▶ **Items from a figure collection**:
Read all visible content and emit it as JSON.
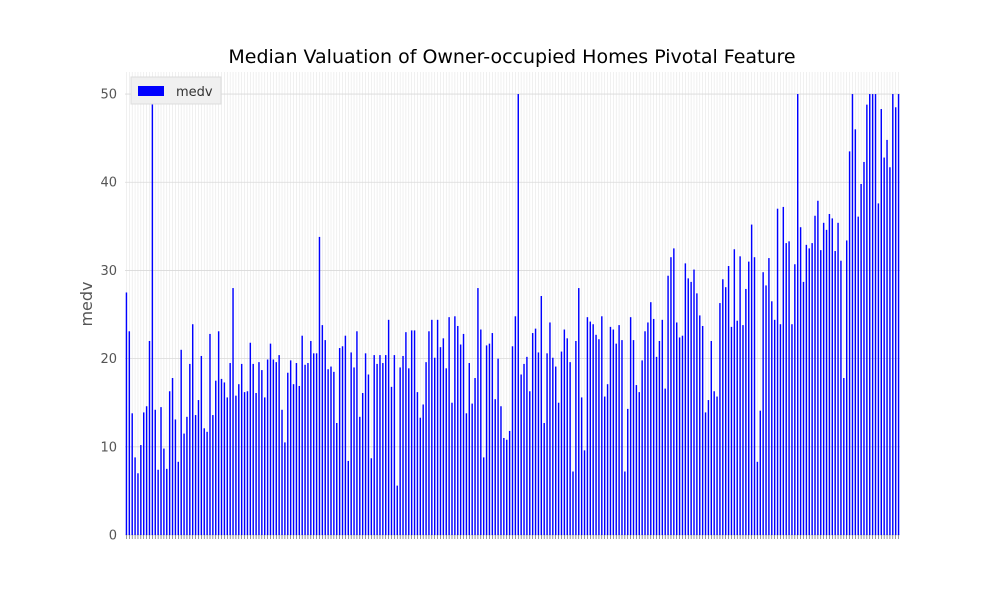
{
  "chart_data": {
    "type": "bar",
    "title": "Median Valuation of Owner-occupied Homes Pivotal Feature",
    "xlabel": "",
    "ylabel": "medv",
    "ylim": [
      0,
      52.5
    ],
    "yticks": [
      0,
      10,
      20,
      30,
      40,
      50
    ],
    "grid": true,
    "legend_position": "top-left",
    "bar_color": "#0000ff",
    "series": [
      {
        "name": "medv",
        "values": [
          27.5,
          23.1,
          13.8,
          8.8,
          7.0,
          10.2,
          13.9,
          14.6,
          22.0,
          50.0,
          14.2,
          7.4,
          14.5,
          9.8,
          7.5,
          16.3,
          17.8,
          13.1,
          8.3,
          21.0,
          11.5,
          13.4,
          19.4,
          23.9,
          13.6,
          15.3,
          20.3,
          12.1,
          11.7,
          22.8,
          13.6,
          17.5,
          23.1,
          17.7,
          17.3,
          15.6,
          19.5,
          28.0,
          15.8,
          17.1,
          19.4,
          16.2,
          16.3,
          21.8,
          19.4,
          16.1,
          19.6,
          18.7,
          15.6,
          19.9,
          21.7,
          19.9,
          19.6,
          20.4,
          14.2,
          10.5,
          18.4,
          19.8,
          17.1,
          19.5,
          16.9,
          22.6,
          19.3,
          19.5,
          22.0,
          20.6,
          20.6,
          33.8,
          23.8,
          22.1,
          18.8,
          19.1,
          18.5,
          12.7,
          21.2,
          21.4,
          22.6,
          8.4,
          20.7,
          19.0,
          23.1,
          13.4,
          16.1,
          20.6,
          18.2,
          8.7,
          20.4,
          19.4,
          20.4,
          19.5,
          20.4,
          24.4,
          16.8,
          20.4,
          5.6,
          19.0,
          20.3,
          23.0,
          18.9,
          23.2,
          23.2,
          16.2,
          13.3,
          14.8,
          19.6,
          23.1,
          24.4,
          20.1,
          24.4,
          21.3,
          22.3,
          18.9,
          24.7,
          15.0,
          24.8,
          23.7,
          21.6,
          22.8,
          13.8,
          19.5,
          14.9,
          17.8,
          28.0,
          23.3,
          8.8,
          21.5,
          21.7,
          22.9,
          15.4,
          20.0,
          14.6,
          11.0,
          10.8,
          11.8,
          21.4,
          24.8,
          50.0,
          18.2,
          19.4,
          20.2,
          16.3,
          22.9,
          23.4,
          20.7,
          27.1,
          12.7,
          20.6,
          24.1,
          20.1,
          19.1,
          15.0,
          20.8,
          23.3,
          22.3,
          19.6,
          7.2,
          22.0,
          28.0,
          15.6,
          9.6,
          24.7,
          24.2,
          23.9,
          22.7,
          22.2,
          24.8,
          15.7,
          17.1,
          23.6,
          23.3,
          21.7,
          23.8,
          22.1,
          7.2,
          14.3,
          24.7,
          22.1,
          17.0,
          16.2,
          19.8,
          23.1,
          24.1,
          26.4,
          24.5,
          20.2,
          22.0,
          24.4,
          16.6,
          29.4,
          31.5,
          32.5,
          24.1,
          22.4,
          22.6,
          30.8,
          29.1,
          28.7,
          30.1,
          27.4,
          24.9,
          23.7,
          13.9,
          15.3,
          22.0,
          16.3,
          15.7,
          26.3,
          29.0,
          28.1,
          30.5,
          23.6,
          32.4,
          24.3,
          31.6,
          23.8,
          27.9,
          31.0,
          35.2,
          31.5,
          8.3,
          14.1,
          29.8,
          28.3,
          31.4,
          26.5,
          24.4,
          37.0,
          23.9,
          37.2,
          33.1,
          33.3,
          23.9,
          30.7,
          50.0,
          34.9,
          28.7,
          32.9,
          32.5,
          33.1,
          36.2,
          37.9,
          32.3,
          35.4,
          34.6,
          36.4,
          35.9,
          32.2,
          35.4,
          31.1,
          17.8,
          33.4,
          43.5,
          50.0,
          46.0,
          36.1,
          39.8,
          42.3,
          48.8,
          50.0,
          50.0,
          50.0,
          37.6,
          48.3,
          42.8,
          44.8,
          41.7,
          50.0,
          48.5,
          50.0
        ]
      }
    ]
  }
}
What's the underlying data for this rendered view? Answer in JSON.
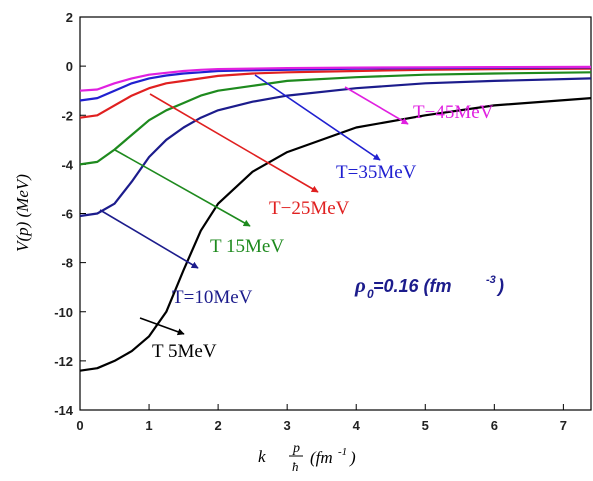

▶ **Task prompt**: Go through the listing above and quote it exactly, apart from its images.

▶ **Result of this exercise**:
Read all visible content and emit it as JSON.
{
  "chart_data": {
    "type": "bar",
    "title": "Median Valuation of Owner-occupied Homes Pivotal Feature",
    "xlabel": "",
    "ylabel": "medv",
    "ylim": [
      0,
      52.5
    ],
    "yticks": [
      0,
      10,
      20,
      30,
      40,
      50
    ],
    "grid": true,
    "legend_position": "top-left",
    "bar_color": "#0000ff",
    "series": [
      {
        "name": "medv",
        "values": [
          27.5,
          23.1,
          13.8,
          8.8,
          7.0,
          10.2,
          13.9,
          14.6,
          22.0,
          50.0,
          14.2,
          7.4,
          14.5,
          9.8,
          7.5,
          16.3,
          17.8,
          13.1,
          8.3,
          21.0,
          11.5,
          13.4,
          19.4,
          23.9,
          13.6,
          15.3,
          20.3,
          12.1,
          11.7,
          22.8,
          13.6,
          17.5,
          23.1,
          17.7,
          17.3,
          15.6,
          19.5,
          28.0,
          15.8,
          17.1,
          19.4,
          16.2,
          16.3,
          21.8,
          19.4,
          16.1,
          19.6,
          18.7,
          15.6,
          19.9,
          21.7,
          19.9,
          19.6,
          20.4,
          14.2,
          10.5,
          18.4,
          19.8,
          17.1,
          19.5,
          16.9,
          22.6,
          19.3,
          19.5,
          22.0,
          20.6,
          20.6,
          33.8,
          23.8,
          22.1,
          18.8,
          19.1,
          18.5,
          12.7,
          21.2,
          21.4,
          22.6,
          8.4,
          20.7,
          19.0,
          23.1,
          13.4,
          16.1,
          20.6,
          18.2,
          8.7,
          20.4,
          19.4,
          20.4,
          19.5,
          20.4,
          24.4,
          16.8,
          20.4,
          5.6,
          19.0,
          20.3,
          23.0,
          18.9,
          23.2,
          23.2,
          16.2,
          13.3,
          14.8,
          19.6,
          23.1,
          24.4,
          20.1,
          24.4,
          21.3,
          22.3,
          18.9,
          24.7,
          15.0,
          24.8,
          23.7,
          21.6,
          22.8,
          13.8,
          19.5,
          14.9,
          17.8,
          28.0,
          23.3,
          8.8,
          21.5,
          21.7,
          22.9,
          15.4,
          20.0,
          14.6,
          11.0,
          10.8,
          11.8,
          21.4,
          24.8,
          50.0,
          18.2,
          19.4,
          20.2,
          16.3,
          22.9,
          23.4,
          20.7,
          27.1,
          12.7,
          20.6,
          24.1,
          20.1,
          19.1,
          15.0,
          20.8,
          23.3,
          22.3,
          19.6,
          7.2,
          22.0,
          28.0,
          15.6,
          9.6,
          24.7,
          24.2,
          23.9,
          22.7,
          22.2,
          24.8,
          15.7,
          17.1,
          23.6,
          23.3,
          21.7,
          23.8,
          22.1,
          7.2,
          14.3,
          24.7,
          22.1,
          17.0,
          16.2,
          19.8,
          23.1,
          24.1,
          26.4,
          24.5,
          20.2,
          22.0,
          24.4,
          16.6,
          29.4,
          31.5,
          32.5,
          24.1,
          22.4,
          22.6,
          30.8,
          29.1,
          28.7,
          30.1,
          27.4,
          24.9,
          23.7,
          13.9,
          15.3,
          22.0,
          16.3,
          15.7,
          26.3,
          29.0,
          28.1,
          30.5,
          23.6,
          32.4,
          24.3,
          31.6,
          23.8,
          27.9,
          31.0,
          35.2,
          31.5,
          8.3,
          14.1,
          29.8,
          28.3,
          31.4,
          26.5,
          24.4,
          37.0,
          23.9,
          37.2,
          33.1,
          33.3,
          23.9,
          30.7,
          50.0,
          34.9,
          28.7,
          32.9,
          32.5,
          33.1,
          36.2,
          37.9,
          32.3,
          35.4,
          34.6,
          36.4,
          35.9,
          32.2,
          35.4,
          31.1,
          17.8,
          33.4,
          43.5,
          50.0,
          46.0,
          36.1,
          39.8,
          42.3,
          48.8,
          50.0,
          50.0,
          50.0,
          37.6,
          48.3,
          42.8,
          44.8,
          41.7,
          50.0,
          48.5,
          50.0
        ]
      }
    ]
  }
}
What's the underlying data for this rendered view? Answer in JSON.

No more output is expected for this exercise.